- **What to produce**
Go through the records and copy each line where the word "color" occurs.
----
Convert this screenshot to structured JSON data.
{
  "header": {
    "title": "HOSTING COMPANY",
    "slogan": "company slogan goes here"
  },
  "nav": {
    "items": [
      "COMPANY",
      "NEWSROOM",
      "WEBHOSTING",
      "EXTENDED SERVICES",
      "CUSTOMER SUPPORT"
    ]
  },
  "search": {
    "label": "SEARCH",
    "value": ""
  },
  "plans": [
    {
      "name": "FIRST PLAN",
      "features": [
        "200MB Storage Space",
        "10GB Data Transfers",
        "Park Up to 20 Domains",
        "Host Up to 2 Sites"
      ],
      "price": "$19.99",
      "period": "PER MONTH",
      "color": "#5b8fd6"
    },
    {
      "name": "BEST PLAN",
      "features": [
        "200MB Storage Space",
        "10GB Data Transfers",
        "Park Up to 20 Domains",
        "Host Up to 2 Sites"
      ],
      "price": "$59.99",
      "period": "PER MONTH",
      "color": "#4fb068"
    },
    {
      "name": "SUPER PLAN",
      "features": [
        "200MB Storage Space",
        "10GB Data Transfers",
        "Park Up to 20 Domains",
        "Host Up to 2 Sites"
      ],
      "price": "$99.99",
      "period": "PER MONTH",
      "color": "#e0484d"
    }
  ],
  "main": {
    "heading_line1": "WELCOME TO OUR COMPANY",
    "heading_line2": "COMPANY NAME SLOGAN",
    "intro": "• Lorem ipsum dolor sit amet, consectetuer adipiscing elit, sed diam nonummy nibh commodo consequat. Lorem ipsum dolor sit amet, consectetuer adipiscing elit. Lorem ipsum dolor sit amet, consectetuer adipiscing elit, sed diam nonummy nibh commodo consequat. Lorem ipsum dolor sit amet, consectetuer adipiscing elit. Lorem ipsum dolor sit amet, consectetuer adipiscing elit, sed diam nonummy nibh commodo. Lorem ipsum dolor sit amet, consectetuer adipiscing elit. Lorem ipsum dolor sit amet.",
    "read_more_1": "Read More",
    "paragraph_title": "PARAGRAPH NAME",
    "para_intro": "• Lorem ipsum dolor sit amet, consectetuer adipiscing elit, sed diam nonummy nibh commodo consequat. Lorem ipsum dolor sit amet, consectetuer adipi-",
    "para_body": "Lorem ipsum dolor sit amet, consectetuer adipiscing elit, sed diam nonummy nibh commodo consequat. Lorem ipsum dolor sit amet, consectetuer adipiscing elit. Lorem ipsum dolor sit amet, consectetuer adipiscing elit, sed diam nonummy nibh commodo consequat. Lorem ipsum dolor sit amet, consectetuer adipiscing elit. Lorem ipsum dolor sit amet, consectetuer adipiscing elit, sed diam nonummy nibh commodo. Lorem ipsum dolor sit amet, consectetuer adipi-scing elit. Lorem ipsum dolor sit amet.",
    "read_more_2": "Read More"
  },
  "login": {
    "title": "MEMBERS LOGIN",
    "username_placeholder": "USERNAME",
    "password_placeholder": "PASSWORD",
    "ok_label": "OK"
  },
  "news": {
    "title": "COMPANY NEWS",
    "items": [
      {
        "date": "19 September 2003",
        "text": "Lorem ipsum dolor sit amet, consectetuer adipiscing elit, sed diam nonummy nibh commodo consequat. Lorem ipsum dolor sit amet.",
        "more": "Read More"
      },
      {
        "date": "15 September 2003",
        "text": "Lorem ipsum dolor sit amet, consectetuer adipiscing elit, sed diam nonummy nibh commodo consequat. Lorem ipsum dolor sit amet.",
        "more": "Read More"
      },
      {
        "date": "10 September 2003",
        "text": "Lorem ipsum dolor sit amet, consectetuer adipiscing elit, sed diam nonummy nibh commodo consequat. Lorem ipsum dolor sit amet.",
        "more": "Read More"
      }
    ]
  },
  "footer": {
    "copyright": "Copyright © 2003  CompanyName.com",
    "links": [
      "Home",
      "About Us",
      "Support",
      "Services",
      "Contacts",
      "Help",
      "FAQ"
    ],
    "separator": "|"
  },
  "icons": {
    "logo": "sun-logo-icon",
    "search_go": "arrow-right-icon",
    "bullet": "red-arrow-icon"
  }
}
----
- **Full output**
      "color": "#5b8fd6"
      "color": "#4fb068"
      "color": "#e0484d"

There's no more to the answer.